▸ What is required: Looking at the material below, count the lines that contain "name" and answer with the count only.

▸ Entries provided:
= = =

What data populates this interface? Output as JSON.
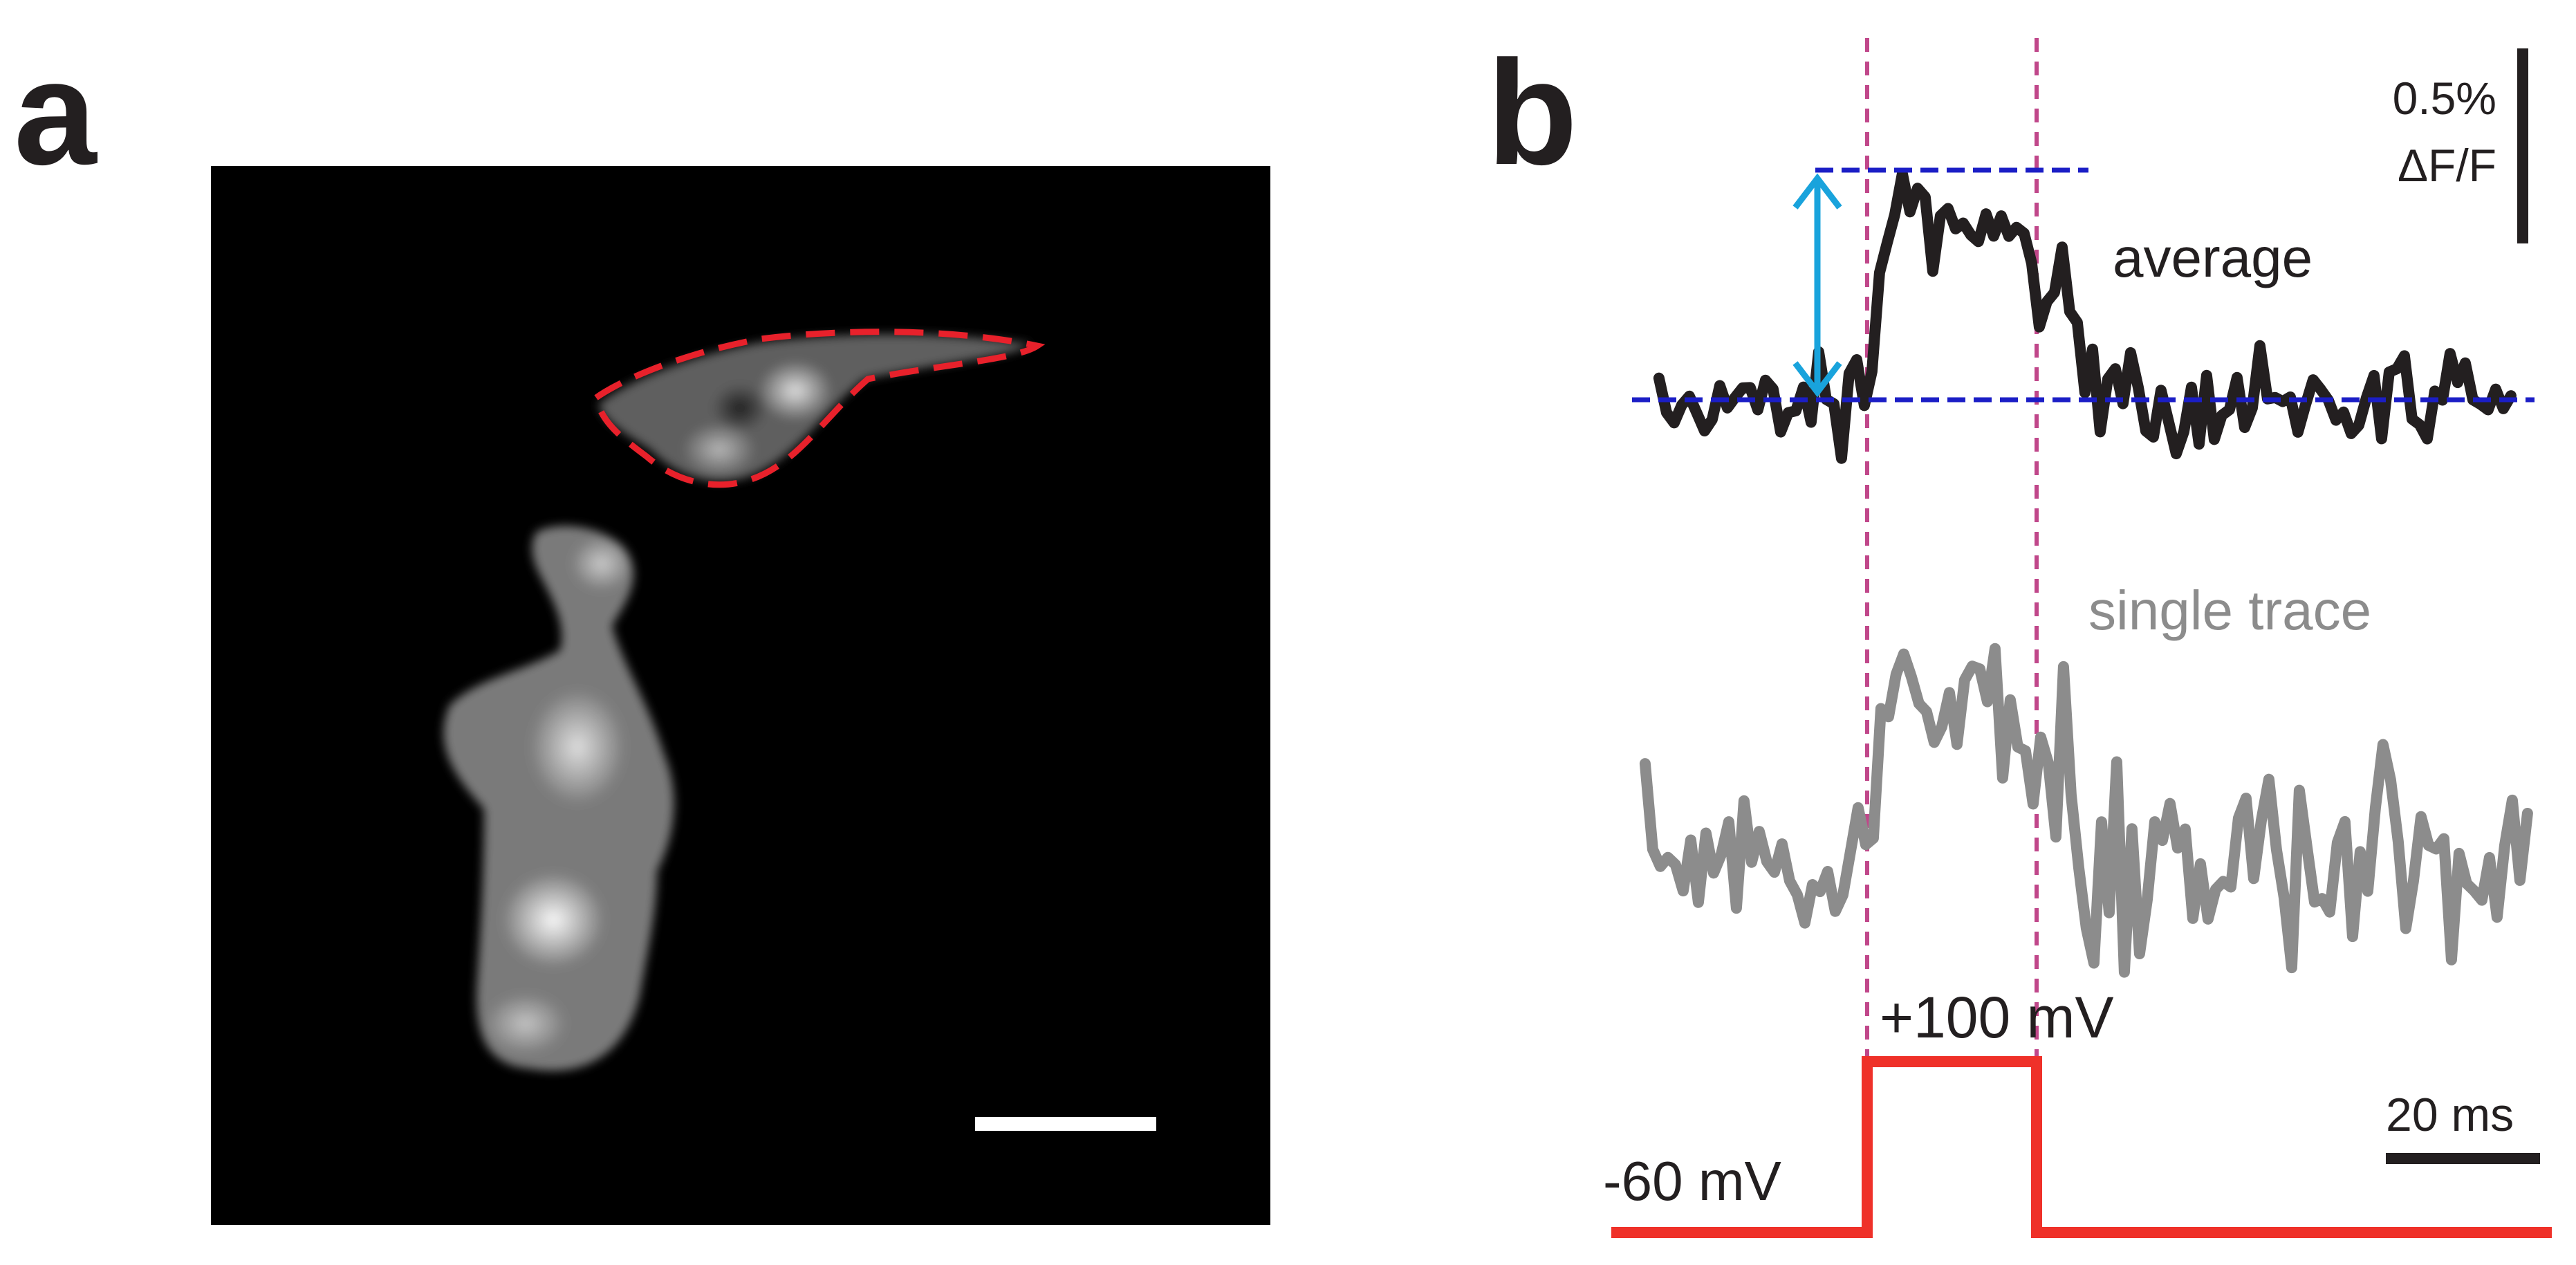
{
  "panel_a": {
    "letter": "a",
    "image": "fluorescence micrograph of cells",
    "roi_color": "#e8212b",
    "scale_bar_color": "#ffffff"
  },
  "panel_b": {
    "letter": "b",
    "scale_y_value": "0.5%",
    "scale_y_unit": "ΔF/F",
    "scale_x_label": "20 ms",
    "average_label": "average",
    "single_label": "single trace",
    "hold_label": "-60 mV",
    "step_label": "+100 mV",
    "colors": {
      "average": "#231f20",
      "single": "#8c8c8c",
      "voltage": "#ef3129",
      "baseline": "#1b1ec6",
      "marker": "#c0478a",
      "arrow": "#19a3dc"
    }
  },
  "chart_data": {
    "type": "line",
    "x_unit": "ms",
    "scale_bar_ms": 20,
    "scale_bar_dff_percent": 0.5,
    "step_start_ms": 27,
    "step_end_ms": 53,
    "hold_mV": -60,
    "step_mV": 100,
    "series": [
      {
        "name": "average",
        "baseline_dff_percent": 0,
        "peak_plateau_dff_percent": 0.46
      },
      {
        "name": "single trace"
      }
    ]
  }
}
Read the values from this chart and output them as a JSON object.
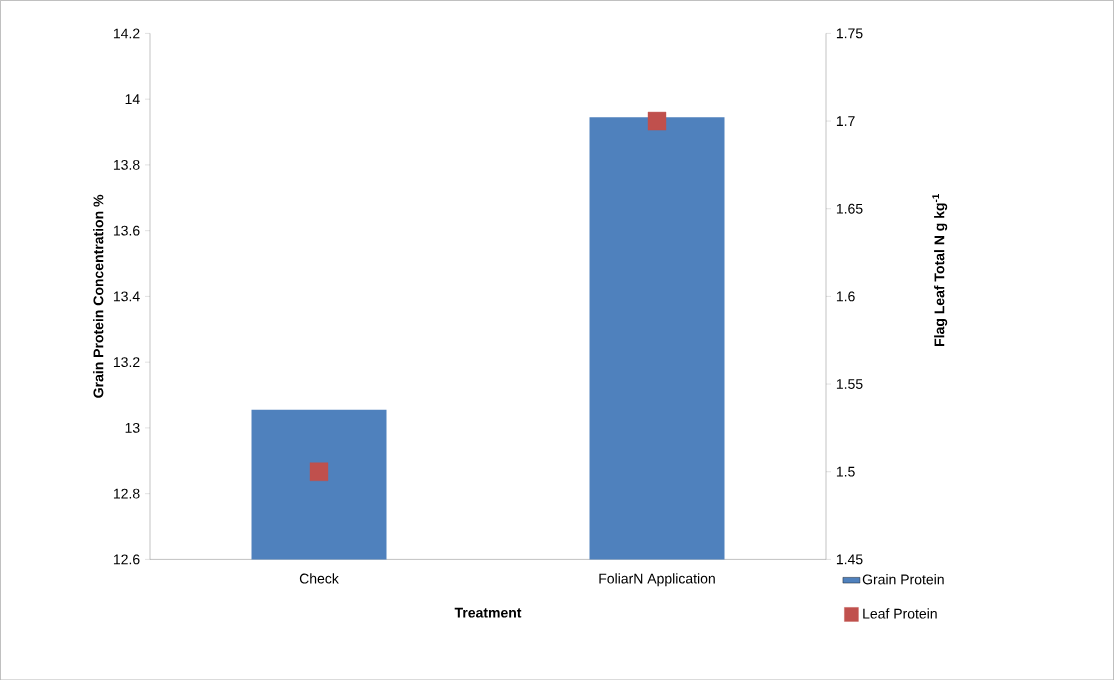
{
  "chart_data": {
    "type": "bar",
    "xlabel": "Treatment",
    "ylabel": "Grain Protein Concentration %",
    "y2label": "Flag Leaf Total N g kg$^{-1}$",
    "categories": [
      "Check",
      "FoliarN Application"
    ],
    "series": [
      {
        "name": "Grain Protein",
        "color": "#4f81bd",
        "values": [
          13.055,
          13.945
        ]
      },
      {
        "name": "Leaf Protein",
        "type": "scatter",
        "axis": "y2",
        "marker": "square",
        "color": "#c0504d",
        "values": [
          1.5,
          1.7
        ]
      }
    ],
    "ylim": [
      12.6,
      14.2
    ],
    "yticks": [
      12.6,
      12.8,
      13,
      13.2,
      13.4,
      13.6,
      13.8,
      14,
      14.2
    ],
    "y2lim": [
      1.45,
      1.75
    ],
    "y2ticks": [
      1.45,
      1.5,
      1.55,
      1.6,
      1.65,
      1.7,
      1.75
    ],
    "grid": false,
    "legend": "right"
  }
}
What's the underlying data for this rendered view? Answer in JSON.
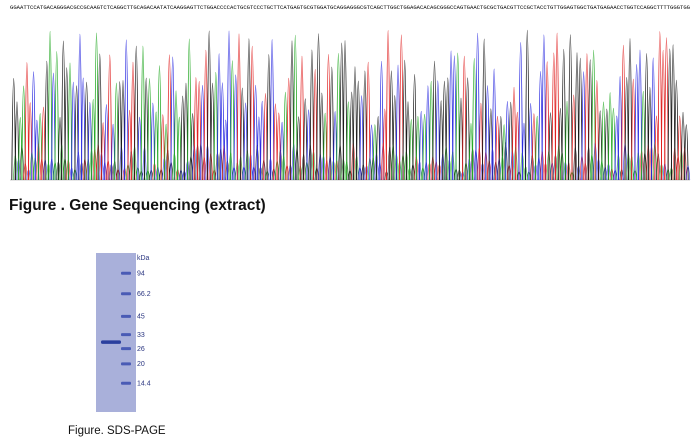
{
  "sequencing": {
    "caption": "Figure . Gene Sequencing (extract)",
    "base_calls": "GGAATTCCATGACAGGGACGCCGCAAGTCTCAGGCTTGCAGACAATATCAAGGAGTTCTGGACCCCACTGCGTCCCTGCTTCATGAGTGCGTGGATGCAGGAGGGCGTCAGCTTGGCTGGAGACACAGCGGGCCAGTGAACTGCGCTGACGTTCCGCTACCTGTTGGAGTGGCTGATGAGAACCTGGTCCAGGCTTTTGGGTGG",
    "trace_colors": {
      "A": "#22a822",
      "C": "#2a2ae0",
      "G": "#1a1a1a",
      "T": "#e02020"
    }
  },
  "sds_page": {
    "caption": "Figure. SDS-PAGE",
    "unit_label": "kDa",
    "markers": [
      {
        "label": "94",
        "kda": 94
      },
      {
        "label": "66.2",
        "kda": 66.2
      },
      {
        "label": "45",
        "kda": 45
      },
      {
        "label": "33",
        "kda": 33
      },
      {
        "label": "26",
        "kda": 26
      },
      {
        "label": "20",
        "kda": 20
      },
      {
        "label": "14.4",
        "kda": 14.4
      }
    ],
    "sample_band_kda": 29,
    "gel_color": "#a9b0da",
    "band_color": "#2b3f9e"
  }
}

= = =

▸ Exercise output: 4